┌──

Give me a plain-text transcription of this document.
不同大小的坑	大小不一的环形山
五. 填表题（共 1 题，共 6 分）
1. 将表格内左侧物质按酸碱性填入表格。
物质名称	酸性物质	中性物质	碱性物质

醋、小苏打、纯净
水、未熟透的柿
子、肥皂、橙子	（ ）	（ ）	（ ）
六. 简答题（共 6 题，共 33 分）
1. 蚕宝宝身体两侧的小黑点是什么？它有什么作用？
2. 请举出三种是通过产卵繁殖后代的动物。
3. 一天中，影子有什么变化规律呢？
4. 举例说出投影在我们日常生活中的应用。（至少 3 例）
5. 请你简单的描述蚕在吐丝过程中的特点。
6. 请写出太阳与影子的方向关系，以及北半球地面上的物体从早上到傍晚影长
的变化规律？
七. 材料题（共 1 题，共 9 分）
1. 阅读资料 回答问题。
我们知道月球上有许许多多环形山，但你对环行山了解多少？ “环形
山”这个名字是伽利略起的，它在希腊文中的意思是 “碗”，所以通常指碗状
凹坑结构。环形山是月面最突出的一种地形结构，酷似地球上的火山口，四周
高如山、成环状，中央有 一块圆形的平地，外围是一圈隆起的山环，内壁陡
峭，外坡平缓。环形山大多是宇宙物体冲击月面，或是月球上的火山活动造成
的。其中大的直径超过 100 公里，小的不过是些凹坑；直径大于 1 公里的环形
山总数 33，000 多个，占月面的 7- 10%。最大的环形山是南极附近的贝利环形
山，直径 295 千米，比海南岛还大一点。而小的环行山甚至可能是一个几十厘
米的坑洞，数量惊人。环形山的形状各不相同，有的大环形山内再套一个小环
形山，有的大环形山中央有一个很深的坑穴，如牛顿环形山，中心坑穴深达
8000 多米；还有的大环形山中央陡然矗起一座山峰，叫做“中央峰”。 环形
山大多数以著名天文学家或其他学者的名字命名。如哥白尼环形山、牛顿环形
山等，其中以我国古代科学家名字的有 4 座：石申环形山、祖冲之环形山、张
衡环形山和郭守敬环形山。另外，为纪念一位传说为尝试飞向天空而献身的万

└──
┌──

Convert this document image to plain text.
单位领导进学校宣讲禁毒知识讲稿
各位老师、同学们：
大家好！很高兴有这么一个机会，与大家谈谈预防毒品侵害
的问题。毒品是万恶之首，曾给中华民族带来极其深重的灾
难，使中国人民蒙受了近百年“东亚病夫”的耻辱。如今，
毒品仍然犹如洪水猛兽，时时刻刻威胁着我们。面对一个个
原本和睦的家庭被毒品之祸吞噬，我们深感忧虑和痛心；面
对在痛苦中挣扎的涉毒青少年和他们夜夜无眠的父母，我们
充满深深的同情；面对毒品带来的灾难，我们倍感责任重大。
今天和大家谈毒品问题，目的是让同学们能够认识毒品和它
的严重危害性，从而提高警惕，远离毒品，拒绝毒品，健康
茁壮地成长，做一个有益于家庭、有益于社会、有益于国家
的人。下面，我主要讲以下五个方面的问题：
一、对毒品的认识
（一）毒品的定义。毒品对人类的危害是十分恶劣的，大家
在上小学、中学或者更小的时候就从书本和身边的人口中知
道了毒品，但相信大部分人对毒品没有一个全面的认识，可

└──
┌──

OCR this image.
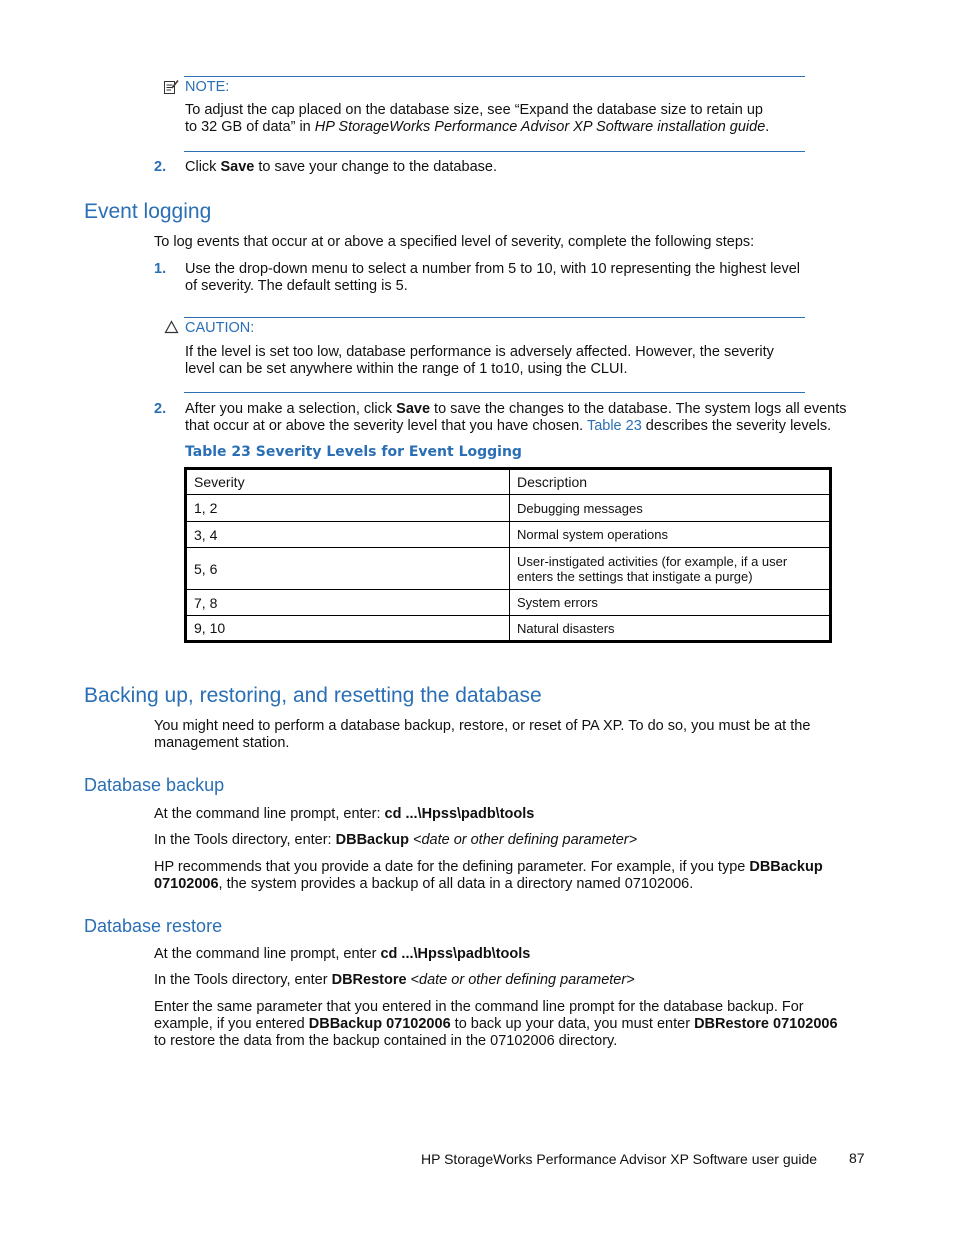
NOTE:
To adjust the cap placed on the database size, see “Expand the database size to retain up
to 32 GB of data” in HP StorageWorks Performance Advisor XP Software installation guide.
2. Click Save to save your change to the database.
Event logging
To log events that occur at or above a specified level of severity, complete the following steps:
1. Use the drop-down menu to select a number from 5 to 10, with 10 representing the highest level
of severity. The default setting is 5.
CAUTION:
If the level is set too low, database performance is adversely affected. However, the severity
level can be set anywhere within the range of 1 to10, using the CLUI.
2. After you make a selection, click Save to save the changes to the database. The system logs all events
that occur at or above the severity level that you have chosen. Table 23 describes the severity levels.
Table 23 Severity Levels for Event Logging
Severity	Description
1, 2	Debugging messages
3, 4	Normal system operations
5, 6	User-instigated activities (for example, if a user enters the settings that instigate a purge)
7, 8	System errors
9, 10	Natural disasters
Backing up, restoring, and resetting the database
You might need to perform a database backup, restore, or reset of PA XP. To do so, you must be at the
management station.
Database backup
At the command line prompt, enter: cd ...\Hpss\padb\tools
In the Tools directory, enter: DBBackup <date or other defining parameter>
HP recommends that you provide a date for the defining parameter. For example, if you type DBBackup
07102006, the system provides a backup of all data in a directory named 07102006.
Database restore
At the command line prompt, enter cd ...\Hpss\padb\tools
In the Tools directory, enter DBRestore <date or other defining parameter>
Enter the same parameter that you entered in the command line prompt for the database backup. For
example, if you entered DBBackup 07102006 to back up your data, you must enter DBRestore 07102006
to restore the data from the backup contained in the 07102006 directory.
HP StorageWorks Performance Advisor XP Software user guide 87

└──

### What needs to be done
Pull every line containing the word "Hpss" out of the material and copy it.

### The solution
At the command line prompt, enter: cd ...\Hpss\padb\tools
At the command line prompt, enter cd ...\Hpss\padb\tools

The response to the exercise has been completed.